start

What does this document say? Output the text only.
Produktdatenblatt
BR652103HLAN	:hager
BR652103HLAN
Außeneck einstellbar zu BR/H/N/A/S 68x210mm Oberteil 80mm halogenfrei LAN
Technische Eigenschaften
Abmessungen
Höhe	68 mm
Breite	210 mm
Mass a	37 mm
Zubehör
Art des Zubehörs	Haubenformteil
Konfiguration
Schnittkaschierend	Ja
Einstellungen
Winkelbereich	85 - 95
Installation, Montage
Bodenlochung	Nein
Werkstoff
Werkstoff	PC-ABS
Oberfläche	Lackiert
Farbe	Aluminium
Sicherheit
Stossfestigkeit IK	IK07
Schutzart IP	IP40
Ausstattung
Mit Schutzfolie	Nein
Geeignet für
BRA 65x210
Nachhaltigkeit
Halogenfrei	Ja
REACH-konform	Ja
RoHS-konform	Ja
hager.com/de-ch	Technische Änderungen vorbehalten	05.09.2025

end

Objective
Output an exact copy of each record.

Complete response
What does this document say? Output the text only.
Produktdatenblatt
BR652103HLAN	:hager
BR652103HLAN
Außeneck einstellbar zu BR/H/N/A/S 68x210mm Oberteil 80mm halogenfrei LAN
Technische Eigenschaften
Abmessungen
Höhe	68 mm
Breite	210 mm
Mass a	37 mm
Zubehör
Art des Zubehörs	Haubenformteil
Konfiguration
Schnittkaschierend	Ja
Einstellungen
Winkelbereich	85 - 95
Installation, Montage
Bodenlochung	Nein
Werkstoff
Werkstoff	PC-ABS
Oberfläche	Lackiert
Farbe	Aluminium
Sicherheit
Stossfestigkeit IK	IK07
Schutzart IP	IP40
Ausstattung
Mit Schutzfolie	Nein
Geeignet für
BRA 65x210
Nachhaltigkeit
Halogenfrei	Ja
REACH-konform	Ja
RoHS-konform	Ja
hager.com/de-ch	Technische Änderungen vorbehalten	05.09.2025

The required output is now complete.